------ RECORD EXTRACTS ------
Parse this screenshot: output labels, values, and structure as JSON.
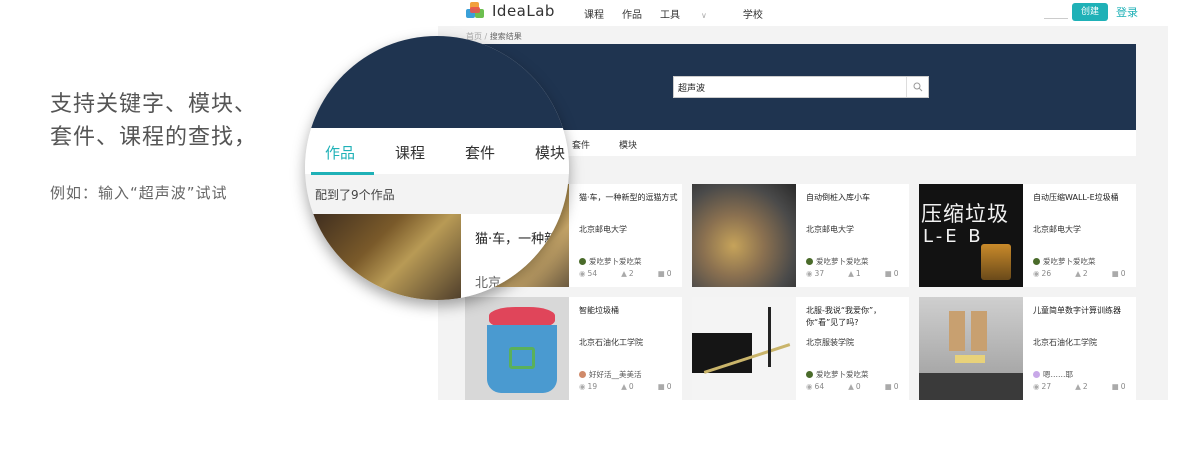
{
  "promo": {
    "headline_line1": "支持关键字、模块、",
    "headline_line2": "套件、课程的查找，",
    "example": "例如：输入“超声波”试试"
  },
  "app": {
    "logo_text": "IdeaLab",
    "nav": {
      "courses": "课程",
      "works": "作品",
      "tools": "工具",
      "schools": "学校"
    },
    "create_label": "创建",
    "login_label": "登录",
    "breadcrumb": {
      "home": "首页",
      "separator": "/",
      "current": "搜索结果"
    },
    "search": {
      "value": "超声波"
    },
    "tabs": {
      "kits": "套件",
      "modules": "模块"
    },
    "accent_color": "#1fb1b7",
    "banner_color": "#1f3450",
    "cards": [
      {
        "title": "猫·车，一种新型的逗猫方式",
        "school": "北京邮电大学",
        "author": "爱吃萝卜爱吃菜",
        "views": "54",
        "likes": "2",
        "comments": "0"
      },
      {
        "title": "自动倒桩入库小车",
        "school": "北京邮电大学",
        "author": "爱吃萝卜爱吃菜",
        "views": "37",
        "likes": "1",
        "comments": "0"
      },
      {
        "title": "自动压缩WALL-E垃圾桶",
        "school": "北京邮电大学",
        "author": "爱吃萝卜爱吃菜",
        "views": "26",
        "likes": "2",
        "comments": "0"
      },
      {
        "title": "智能垃圾桶",
        "school": "北京石油化工学院",
        "author": "好好活__美美活",
        "views": "19",
        "likes": "0",
        "comments": "0"
      },
      {
        "title": "北服-我说“我爱你”，你“看”见了吗?",
        "school": "北京服装学院",
        "author": "爱吃萝卜爱吃菜",
        "views": "64",
        "likes": "0",
        "comments": "0"
      },
      {
        "title": "儿童简单数字计算训练器",
        "school": "北京石油化工学院",
        "author": "嗯……耶",
        "views": "27",
        "likes": "2",
        "comments": "0"
      }
    ],
    "thumb_texts": {
      "card3_line1": "压缩垃圾",
      "card3_line2": "L-E B"
    }
  },
  "magnifier": {
    "tabs": {
      "works": "作品",
      "courses": "课程",
      "kits": "套件",
      "modules": "模块"
    },
    "count_text": "配到了9个作品",
    "card_title": "猫·车，一种新",
    "card_sub": "北京"
  }
}
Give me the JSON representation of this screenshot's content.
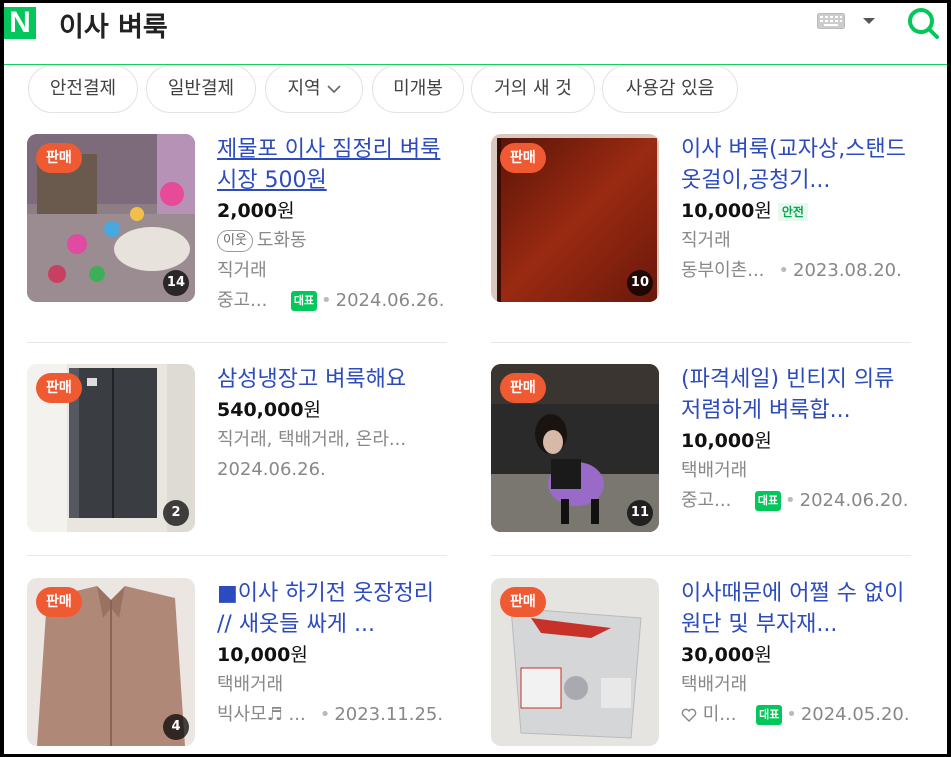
{
  "header": {
    "logo": "N",
    "query": "이사 벼룩"
  },
  "icons": {
    "keyboard": "keyboard-icon",
    "dropdown": "caret-down-icon",
    "search": "search-icon"
  },
  "chips": [
    {
      "label": "안전결제"
    },
    {
      "label": "일반결제"
    },
    {
      "label": "지역"
    },
    {
      "label": "미개봉"
    },
    {
      "label": "거의 새 것"
    },
    {
      "label": "사용감 있음"
    }
  ],
  "items": [
    {
      "badge": "판매",
      "count": "14",
      "title": "제물포 이사 짐정리 벼룩시장 500원",
      "price": "2,000",
      "won": "원",
      "neighbor_tag": "이웃",
      "neighbor_name": "도화동",
      "line1": "직거래",
      "seller": "중고...",
      "rep": "대표",
      "date": "2024.06.26."
    },
    {
      "badge": "판매",
      "count": "10",
      "title": "이사 벼룩(교자상,스탠드옷걸이,공청기...",
      "price": "10,000",
      "won": "원",
      "safe": "안전",
      "line1": "직거래",
      "seller": "동부이촌...",
      "date": "2023.08.20."
    },
    {
      "badge": "판매",
      "count": "2",
      "title": "삼성냉장고 벼룩해요",
      "price": "540,000",
      "won": "원",
      "line1": "직거래, 택배거래, 온라...",
      "date": "2024.06.26."
    },
    {
      "badge": "판매",
      "count": "11",
      "title": "(파격세일) 빈티지 의류 저렴하게 벼룩합...",
      "price": "10,000",
      "won": "원",
      "line1": "택배거래",
      "seller": "중고...",
      "rep": "대표",
      "date": "2024.06.20."
    },
    {
      "badge": "판매",
      "count": "4",
      "title": "■이사 하기전 옷장정리 // 새옷들 싸게 ...",
      "price": "10,000",
      "won": "원",
      "line1": "택배거래",
      "seller": "빅사모♬ ...",
      "date": "2023.11.25."
    },
    {
      "badge": "판매",
      "count": "",
      "title": "이사때문에 어쩔 수 없이 원단 및 부자재...",
      "price": "30,000",
      "won": "원",
      "line1": "택배거래",
      "seller": "미...",
      "rep": "대표",
      "date": "2024.05.20."
    }
  ],
  "colors": {
    "brand": "#03c75a",
    "link": "#2c4bbf",
    "sale_badge": "#f05a33"
  }
}
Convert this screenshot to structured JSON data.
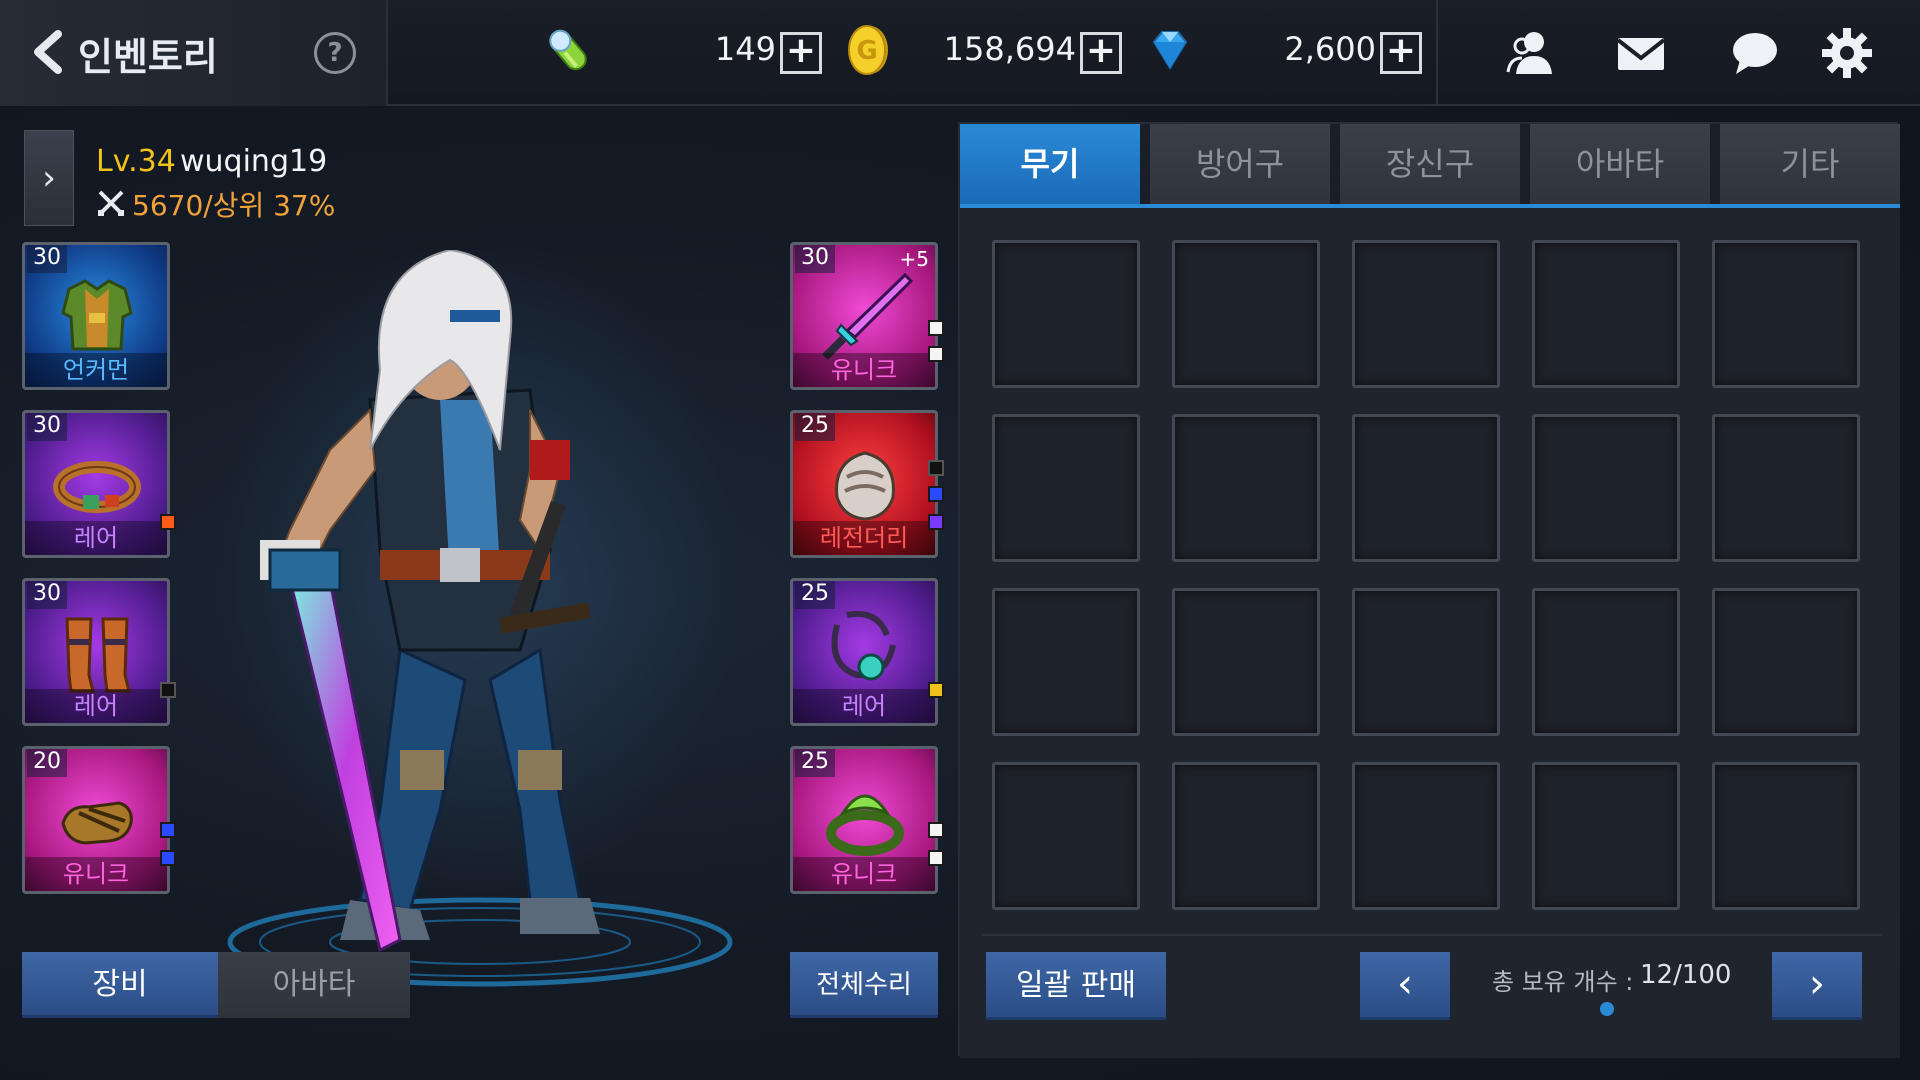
{
  "header": {
    "title": "인벤토리",
    "help": "?",
    "currencies": [
      {
        "icon": "energy-capsule-icon",
        "value": "149"
      },
      {
        "icon": "gold-coin-icon",
        "value": "158,694"
      },
      {
        "icon": "diamond-gem-icon",
        "value": "2,600"
      }
    ],
    "icons": [
      "friends-icon",
      "mail-icon",
      "chat-icon",
      "settings-gear-icon"
    ]
  },
  "character": {
    "level": "Lv.34",
    "name": "wuqing19",
    "power": "5670/상위 37%"
  },
  "equipment": {
    "left": [
      {
        "level": "30",
        "grade": "언커먼",
        "item": "armor"
      },
      {
        "level": "30",
        "grade": "레어",
        "item": "belt"
      },
      {
        "level": "30",
        "grade": "레어",
        "item": "greaves"
      },
      {
        "level": "20",
        "grade": "유니크",
        "item": "gloves"
      }
    ],
    "right": [
      {
        "level": "30",
        "grade": "유니크",
        "plus": "+5",
        "item": "sword"
      },
      {
        "level": "25",
        "grade": "레전더리",
        "item": "pauldron"
      },
      {
        "level": "25",
        "grade": "레어",
        "item": "necklace"
      },
      {
        "level": "25",
        "grade": "유니크",
        "item": "ring"
      }
    ]
  },
  "buttons": {
    "equip": "장비",
    "avatar": "아바타",
    "repair_all": "전체수리",
    "bulk_sell": "일괄 판매",
    "prev": "‹",
    "next": "›"
  },
  "inventory": {
    "tabs": [
      "무기",
      "방어구",
      "장신구",
      "아바타",
      "기타"
    ],
    "active_tab": "무기",
    "count_label": "총 보유 개수 :",
    "count_value": "12/100"
  },
  "colors": {
    "accent": "#2a8ad6",
    "button": "#3f67a6",
    "level_gold": "#f0c21a",
    "power_orange": "#f0a23a"
  }
}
------
TASK BRIEF -
All the lines above are to be given again exactly as they read, with the pictures removed.

ANSWER BELOW -
Parse this screenshot: output labels, values, and structure as JSON.
{
  "promo": {
    "headline_line1": "支持关键字、模块、",
    "headline_line2": "套件、课程的查找，",
    "example": "例如：输入“超声波”试试"
  },
  "app": {
    "logo_text": "IdeaLab",
    "nav": {
      "courses": "课程",
      "works": "作品",
      "tools": "工具",
      "schools": "学校"
    },
    "create_label": "创建",
    "login_label": "登录",
    "breadcrumb": {
      "home": "首页",
      "separator": "/",
      "current": "搜索结果"
    },
    "search": {
      "value": "超声波"
    },
    "tabs": {
      "kits": "套件",
      "modules": "模块"
    },
    "accent_color": "#1fb1b7",
    "banner_color": "#1f3450",
    "cards": [
      {
        "title": "猫·车，一种新型的逗猫方式",
        "school": "北京邮电大学",
        "author": "爱吃萝卜爱吃菜",
        "views": "54",
        "likes": "2",
        "comments": "0"
      },
      {
        "title": "自动倒桩入库小车",
        "school": "北京邮电大学",
        "author": "爱吃萝卜爱吃菜",
        "views": "37",
        "likes": "1",
        "comments": "0"
      },
      {
        "title": "自动压缩WALL-E垃圾桶",
        "school": "北京邮电大学",
        "author": "爱吃萝卜爱吃菜",
        "views": "26",
        "likes": "2",
        "comments": "0"
      },
      {
        "title": "智能垃圾桶",
        "school": "北京石油化工学院",
        "author": "好好活__美美活",
        "views": "19",
        "likes": "0",
        "comments": "0"
      },
      {
        "title": "北服-我说“我爱你”，你“看”见了吗?",
        "school": "北京服装学院",
        "author": "爱吃萝卜爱吃菜",
        "views": "64",
        "likes": "0",
        "comments": "0"
      },
      {
        "title": "儿童简单数字计算训练器",
        "school": "北京石油化工学院",
        "author": "嗯……耶",
        "views": "27",
        "likes": "2",
        "comments": "0"
      }
    ],
    "thumb_texts": {
      "card3_line1": "压缩垃圾",
      "card3_line2": "L-E B"
    }
  },
  "magnifier": {
    "tabs": {
      "works": "作品",
      "courses": "课程",
      "kits": "套件",
      "modules": "模块"
    },
    "count_text": "配到了9个作品",
    "card_title": "猫·车，一种新",
    "card_sub": "北京"
  }
}
Give me the JSON representation of this screenshot's content.
{
  "header": {
    "logo": "N",
    "query": "이사 벼룩"
  },
  "icons": {
    "keyboard": "keyboard-icon",
    "dropdown": "caret-down-icon",
    "search": "search-icon"
  },
  "chips": [
    {
      "label": "안전결제"
    },
    {
      "label": "일반결제"
    },
    {
      "label": "지역"
    },
    {
      "label": "미개봉"
    },
    {
      "label": "거의 새 것"
    },
    {
      "label": "사용감 있음"
    }
  ],
  "items": [
    {
      "badge": "판매",
      "count": "14",
      "title": "제물포 이사 짐정리 벼룩시장 500원",
      "price": "2,000",
      "won": "원",
      "neighbor_tag": "이웃",
      "neighbor_name": "도화동",
      "line1": "직거래",
      "seller": "중고...",
      "rep": "대표",
      "date": "2024.06.26."
    },
    {
      "badge": "판매",
      "count": "10",
      "title": "이사 벼룩(교자상,스탠드옷걸이,공청기...",
      "price": "10,000",
      "won": "원",
      "safe": "안전",
      "line1": "직거래",
      "seller": "동부이촌...",
      "date": "2023.08.20."
    },
    {
      "badge": "판매",
      "count": "2",
      "title": "삼성냉장고 벼룩해요",
      "price": "540,000",
      "won": "원",
      "line1": "직거래, 택배거래, 온라...",
      "date": "2024.06.26."
    },
    {
      "badge": "판매",
      "count": "11",
      "title": "(파격세일) 빈티지 의류 저렴하게 벼룩합...",
      "price": "10,000",
      "won": "원",
      "line1": "택배거래",
      "seller": "중고...",
      "rep": "대표",
      "date": "2024.06.20."
    },
    {
      "badge": "판매",
      "count": "4",
      "title": "■이사 하기전 옷장정리 // 새옷들 싸게 ...",
      "price": "10,000",
      "won": "원",
      "line1": "택배거래",
      "seller": "빅사모♬ ...",
      "date": "2023.11.25."
    },
    {
      "badge": "판매",
      "count": "",
      "title": "이사때문에 어쩔 수 없이 원단 및 부자재...",
      "price": "30,000",
      "won": "원",
      "line1": "택배거래",
      "seller": "미...",
      "rep": "대표",
      "date": "2024.05.20."
    }
  ],
  "colors": {
    "brand": "#03c75a",
    "link": "#2c4bbf",
    "sale_badge": "#f05a33"
  }
}
Convert this screenshot to structured JSON data.
{
  "header": {
    "title": "인벤토리",
    "help": "?",
    "currencies": [
      {
        "icon": "energy-capsule-icon",
        "value": "149"
      },
      {
        "icon": "gold-coin-icon",
        "value": "158,694"
      },
      {
        "icon": "diamond-gem-icon",
        "value": "2,600"
      }
    ],
    "icons": [
      "friends-icon",
      "mail-icon",
      "chat-icon",
      "settings-gear-icon"
    ]
  },
  "character": {
    "level": "Lv.34",
    "name": "wuqing19",
    "power": "5670/상위 37%"
  },
  "equipment": {
    "left": [
      {
        "level": "30",
        "grade": "언커먼",
        "item": "armor"
      },
      {
        "level": "30",
        "grade": "레어",
        "item": "belt"
      },
      {
        "level": "30",
        "grade": "레어",
        "item": "greaves"
      },
      {
        "level": "20",
        "grade": "유니크",
        "item": "gloves"
      }
    ],
    "right": [
      {
        "level": "30",
        "grade": "유니크",
        "plus": "+5",
        "item": "sword"
      },
      {
        "level": "25",
        "grade": "레전더리",
        "item": "pauldron"
      },
      {
        "level": "25",
        "grade": "레어",
        "item": "necklace"
      },
      {
        "level": "25",
        "grade": "유니크",
        "item": "ring"
      }
    ]
  },
  "buttons": {
    "equip": "장비",
    "avatar": "아바타",
    "repair_all": "전체수리",
    "bulk_sell": "일괄 판매",
    "prev": "‹",
    "next": "›"
  },
  "inventory": {
    "tabs": [
      "무기",
      "방어구",
      "장신구",
      "아바타",
      "기타"
    ],
    "active_tab": "무기",
    "count_label": "총 보유 개수 :",
    "count_value": "12/100"
  },
  "colors": {
    "accent": "#2a8ad6",
    "button": "#3f67a6",
    "level_gold": "#f0c21a",
    "power_orange": "#f0a23a"
  }
}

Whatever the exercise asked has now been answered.